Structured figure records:
····················
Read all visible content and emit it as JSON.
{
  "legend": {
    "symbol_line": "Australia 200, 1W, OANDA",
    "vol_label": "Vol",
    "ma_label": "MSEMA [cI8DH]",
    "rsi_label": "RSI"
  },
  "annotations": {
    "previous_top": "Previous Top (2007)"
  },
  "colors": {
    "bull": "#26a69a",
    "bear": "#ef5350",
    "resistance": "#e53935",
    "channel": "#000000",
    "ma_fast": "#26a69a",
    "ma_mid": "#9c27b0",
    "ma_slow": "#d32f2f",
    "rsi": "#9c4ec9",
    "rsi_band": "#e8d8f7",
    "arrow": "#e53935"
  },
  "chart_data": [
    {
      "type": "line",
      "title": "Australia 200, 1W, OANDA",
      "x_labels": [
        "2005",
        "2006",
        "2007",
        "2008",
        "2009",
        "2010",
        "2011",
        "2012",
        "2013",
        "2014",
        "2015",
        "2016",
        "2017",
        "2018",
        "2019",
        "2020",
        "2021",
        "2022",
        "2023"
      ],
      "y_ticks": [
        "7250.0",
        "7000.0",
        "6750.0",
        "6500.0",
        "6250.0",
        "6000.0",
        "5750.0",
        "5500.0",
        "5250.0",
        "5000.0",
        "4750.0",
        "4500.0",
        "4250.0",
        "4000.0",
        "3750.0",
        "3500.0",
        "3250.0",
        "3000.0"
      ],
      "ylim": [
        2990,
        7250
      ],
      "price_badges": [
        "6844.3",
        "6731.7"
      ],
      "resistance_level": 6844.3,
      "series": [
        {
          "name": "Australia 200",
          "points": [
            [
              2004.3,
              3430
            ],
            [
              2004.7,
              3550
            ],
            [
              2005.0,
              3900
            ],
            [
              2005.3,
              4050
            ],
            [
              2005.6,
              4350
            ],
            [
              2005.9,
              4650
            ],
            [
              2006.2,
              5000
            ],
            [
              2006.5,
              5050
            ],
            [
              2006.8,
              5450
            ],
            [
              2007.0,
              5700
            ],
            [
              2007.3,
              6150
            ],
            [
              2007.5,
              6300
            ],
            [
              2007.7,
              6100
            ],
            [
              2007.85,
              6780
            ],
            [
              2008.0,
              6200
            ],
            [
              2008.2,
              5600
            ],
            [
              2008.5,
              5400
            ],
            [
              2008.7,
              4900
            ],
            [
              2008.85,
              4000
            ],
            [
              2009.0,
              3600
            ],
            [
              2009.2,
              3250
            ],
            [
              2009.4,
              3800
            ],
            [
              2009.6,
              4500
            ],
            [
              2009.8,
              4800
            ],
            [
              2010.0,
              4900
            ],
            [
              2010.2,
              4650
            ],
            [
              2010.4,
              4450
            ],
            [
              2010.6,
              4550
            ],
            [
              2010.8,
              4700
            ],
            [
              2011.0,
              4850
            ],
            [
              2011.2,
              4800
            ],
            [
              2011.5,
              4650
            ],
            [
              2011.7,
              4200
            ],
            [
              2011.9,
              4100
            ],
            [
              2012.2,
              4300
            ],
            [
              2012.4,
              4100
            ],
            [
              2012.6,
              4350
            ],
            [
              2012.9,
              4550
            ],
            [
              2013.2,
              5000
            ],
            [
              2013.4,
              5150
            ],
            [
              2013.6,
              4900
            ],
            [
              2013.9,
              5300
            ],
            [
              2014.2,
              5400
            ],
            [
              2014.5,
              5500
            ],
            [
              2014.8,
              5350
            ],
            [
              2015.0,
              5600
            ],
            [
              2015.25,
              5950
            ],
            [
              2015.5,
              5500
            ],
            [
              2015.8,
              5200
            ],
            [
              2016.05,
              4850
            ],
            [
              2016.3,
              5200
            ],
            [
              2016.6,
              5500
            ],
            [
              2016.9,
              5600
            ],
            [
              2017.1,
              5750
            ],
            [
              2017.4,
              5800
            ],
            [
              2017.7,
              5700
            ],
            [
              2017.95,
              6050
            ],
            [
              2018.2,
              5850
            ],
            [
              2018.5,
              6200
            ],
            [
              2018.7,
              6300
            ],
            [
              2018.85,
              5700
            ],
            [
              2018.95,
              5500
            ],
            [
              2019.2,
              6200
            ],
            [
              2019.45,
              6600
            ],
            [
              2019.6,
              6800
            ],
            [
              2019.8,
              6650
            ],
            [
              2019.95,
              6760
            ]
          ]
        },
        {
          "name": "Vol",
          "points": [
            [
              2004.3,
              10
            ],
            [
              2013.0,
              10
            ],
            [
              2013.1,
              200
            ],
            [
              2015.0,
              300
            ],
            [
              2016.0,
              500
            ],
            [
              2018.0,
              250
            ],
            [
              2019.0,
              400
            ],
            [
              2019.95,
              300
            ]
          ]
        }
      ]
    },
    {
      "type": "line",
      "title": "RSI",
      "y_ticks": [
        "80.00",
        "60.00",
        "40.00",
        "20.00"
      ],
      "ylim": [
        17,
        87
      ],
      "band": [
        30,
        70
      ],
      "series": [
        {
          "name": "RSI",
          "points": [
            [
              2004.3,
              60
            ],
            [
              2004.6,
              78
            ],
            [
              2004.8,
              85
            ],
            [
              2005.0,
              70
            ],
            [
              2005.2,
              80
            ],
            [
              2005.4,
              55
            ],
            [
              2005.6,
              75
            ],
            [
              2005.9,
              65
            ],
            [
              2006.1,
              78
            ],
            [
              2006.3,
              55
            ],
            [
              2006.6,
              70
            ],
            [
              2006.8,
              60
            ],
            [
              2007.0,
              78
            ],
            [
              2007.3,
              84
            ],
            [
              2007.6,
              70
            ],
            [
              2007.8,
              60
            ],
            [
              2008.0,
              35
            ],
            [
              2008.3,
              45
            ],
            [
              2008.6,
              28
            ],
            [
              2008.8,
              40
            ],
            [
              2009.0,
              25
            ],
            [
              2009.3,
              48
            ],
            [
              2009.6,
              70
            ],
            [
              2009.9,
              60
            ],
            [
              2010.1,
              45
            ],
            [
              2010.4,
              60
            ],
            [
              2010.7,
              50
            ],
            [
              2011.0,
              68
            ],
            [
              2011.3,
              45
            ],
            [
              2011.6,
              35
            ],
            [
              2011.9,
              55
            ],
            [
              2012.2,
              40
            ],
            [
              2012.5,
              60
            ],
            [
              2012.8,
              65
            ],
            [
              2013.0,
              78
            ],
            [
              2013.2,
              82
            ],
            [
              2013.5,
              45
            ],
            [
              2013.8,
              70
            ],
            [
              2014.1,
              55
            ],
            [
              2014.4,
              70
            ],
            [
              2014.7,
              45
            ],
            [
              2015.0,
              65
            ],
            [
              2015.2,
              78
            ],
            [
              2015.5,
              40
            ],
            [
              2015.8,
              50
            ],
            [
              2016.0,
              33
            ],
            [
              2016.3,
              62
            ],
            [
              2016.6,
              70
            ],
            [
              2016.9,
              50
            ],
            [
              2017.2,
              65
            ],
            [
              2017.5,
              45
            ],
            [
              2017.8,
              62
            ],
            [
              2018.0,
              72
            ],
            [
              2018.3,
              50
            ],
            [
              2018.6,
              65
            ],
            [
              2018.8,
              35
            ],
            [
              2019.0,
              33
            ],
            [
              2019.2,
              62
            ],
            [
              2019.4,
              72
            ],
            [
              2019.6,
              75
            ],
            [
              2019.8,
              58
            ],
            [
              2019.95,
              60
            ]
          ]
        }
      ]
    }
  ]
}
····················
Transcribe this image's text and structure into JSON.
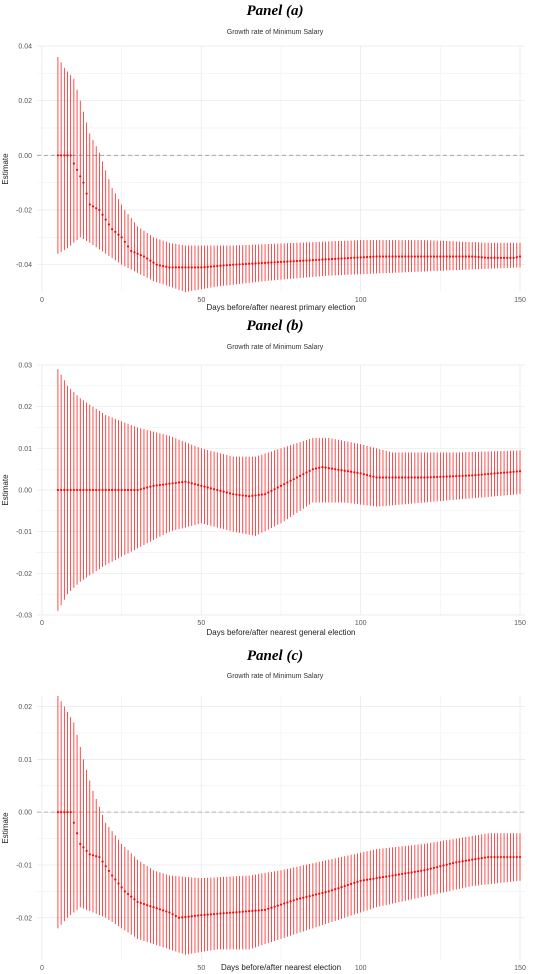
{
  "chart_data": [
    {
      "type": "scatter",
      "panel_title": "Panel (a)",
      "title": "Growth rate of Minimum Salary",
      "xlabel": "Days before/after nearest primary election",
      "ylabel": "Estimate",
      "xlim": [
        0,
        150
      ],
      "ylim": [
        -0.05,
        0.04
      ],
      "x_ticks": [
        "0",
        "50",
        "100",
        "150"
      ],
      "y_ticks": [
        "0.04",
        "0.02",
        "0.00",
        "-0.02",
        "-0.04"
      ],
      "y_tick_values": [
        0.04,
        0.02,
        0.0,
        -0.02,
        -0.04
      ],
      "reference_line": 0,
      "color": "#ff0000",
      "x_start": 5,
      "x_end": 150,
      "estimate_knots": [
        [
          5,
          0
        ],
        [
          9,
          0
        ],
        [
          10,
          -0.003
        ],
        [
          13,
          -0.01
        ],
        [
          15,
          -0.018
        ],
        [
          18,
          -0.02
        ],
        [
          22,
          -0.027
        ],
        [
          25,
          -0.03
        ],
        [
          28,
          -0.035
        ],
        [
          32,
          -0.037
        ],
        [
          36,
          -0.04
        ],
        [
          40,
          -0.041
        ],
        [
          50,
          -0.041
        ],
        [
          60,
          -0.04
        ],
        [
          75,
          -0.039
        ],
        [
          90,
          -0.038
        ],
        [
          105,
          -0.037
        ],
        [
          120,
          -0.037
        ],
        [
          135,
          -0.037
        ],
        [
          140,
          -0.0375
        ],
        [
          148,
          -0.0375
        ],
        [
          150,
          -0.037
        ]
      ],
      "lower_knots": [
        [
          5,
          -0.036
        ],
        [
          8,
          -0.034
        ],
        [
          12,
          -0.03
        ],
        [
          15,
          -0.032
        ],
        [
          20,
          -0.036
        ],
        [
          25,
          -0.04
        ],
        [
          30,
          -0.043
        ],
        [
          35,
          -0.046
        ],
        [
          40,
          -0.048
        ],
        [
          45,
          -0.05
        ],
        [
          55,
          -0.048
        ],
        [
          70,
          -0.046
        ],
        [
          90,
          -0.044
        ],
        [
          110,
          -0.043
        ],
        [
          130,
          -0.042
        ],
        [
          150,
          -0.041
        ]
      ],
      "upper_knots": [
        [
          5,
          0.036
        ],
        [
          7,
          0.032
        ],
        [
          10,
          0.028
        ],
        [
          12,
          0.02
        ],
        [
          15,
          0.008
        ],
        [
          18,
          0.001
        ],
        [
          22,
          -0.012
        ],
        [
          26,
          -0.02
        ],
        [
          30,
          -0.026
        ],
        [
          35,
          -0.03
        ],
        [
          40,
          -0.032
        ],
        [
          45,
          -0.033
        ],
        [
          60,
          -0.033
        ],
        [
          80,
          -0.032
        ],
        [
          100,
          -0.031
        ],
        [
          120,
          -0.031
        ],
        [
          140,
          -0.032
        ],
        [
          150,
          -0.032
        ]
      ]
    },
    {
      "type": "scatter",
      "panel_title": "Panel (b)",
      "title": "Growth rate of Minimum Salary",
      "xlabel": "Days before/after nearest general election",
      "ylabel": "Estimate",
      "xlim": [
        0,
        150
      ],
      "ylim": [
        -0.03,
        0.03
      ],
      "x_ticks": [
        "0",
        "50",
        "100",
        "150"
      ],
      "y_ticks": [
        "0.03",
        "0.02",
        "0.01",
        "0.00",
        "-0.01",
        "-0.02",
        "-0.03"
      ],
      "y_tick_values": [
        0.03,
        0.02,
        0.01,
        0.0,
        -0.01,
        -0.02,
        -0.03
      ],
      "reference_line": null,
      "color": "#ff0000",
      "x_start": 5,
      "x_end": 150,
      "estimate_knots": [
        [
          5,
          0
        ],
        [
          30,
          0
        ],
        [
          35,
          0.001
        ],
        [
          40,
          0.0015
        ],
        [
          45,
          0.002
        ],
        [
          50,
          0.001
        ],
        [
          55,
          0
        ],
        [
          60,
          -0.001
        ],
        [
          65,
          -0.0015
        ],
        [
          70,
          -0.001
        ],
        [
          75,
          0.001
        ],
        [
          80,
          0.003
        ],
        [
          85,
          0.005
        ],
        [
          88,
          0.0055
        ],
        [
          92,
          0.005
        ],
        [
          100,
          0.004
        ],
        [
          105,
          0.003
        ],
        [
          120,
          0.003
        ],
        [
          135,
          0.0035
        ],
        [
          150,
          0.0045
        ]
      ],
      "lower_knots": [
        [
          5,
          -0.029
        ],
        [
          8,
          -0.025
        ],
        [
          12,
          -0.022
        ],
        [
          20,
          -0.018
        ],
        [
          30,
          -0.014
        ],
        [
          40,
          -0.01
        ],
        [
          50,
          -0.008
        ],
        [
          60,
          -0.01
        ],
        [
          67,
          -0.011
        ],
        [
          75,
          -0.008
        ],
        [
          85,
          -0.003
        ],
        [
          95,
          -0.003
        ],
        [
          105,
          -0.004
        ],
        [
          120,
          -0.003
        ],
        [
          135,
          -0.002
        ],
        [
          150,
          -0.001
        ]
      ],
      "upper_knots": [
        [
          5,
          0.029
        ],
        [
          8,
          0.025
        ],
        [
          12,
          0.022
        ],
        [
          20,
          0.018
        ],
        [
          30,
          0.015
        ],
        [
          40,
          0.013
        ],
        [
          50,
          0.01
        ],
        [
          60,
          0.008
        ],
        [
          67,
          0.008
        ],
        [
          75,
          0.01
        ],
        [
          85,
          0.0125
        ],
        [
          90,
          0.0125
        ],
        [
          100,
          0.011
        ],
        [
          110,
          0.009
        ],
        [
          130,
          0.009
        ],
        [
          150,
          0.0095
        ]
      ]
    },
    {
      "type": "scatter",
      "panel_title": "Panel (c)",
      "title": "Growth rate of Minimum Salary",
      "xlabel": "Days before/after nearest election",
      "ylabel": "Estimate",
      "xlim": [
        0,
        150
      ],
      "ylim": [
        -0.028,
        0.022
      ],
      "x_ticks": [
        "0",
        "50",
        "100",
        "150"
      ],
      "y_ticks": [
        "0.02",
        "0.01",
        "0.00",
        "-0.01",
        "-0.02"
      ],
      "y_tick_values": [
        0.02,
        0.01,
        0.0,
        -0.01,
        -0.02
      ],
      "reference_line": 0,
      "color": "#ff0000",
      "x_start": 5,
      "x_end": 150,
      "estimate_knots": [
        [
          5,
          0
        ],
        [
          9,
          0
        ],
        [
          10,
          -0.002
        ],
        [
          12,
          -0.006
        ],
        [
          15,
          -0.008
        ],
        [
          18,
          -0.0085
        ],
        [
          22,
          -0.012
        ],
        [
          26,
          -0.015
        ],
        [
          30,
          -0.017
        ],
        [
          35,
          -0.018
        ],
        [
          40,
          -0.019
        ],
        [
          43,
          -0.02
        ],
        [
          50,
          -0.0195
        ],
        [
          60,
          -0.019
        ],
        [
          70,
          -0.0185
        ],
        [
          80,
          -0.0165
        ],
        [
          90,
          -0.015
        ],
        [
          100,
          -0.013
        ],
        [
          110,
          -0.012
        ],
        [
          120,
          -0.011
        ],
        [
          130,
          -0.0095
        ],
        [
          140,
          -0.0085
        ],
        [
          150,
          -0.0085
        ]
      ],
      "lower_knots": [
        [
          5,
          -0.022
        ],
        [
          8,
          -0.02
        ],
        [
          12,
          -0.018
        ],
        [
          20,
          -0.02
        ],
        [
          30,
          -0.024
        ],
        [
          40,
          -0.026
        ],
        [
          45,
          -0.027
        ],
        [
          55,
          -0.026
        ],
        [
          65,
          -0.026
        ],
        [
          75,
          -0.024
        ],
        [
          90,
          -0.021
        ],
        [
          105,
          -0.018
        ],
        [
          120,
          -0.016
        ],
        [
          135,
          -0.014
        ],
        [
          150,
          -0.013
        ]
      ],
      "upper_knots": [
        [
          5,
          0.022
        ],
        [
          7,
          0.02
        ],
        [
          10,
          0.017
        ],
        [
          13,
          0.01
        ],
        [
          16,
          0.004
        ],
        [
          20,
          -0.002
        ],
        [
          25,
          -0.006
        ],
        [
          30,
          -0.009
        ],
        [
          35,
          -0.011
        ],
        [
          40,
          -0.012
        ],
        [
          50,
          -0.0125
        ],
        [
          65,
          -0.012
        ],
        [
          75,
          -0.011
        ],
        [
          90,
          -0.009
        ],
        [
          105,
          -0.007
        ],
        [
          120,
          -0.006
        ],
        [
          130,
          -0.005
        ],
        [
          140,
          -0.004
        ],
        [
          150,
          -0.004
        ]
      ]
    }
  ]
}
····················
» **Exercise**
How many lines of the entries above hold the string "Australia"? Reply with the number alone.

» **Output of the exercise**
3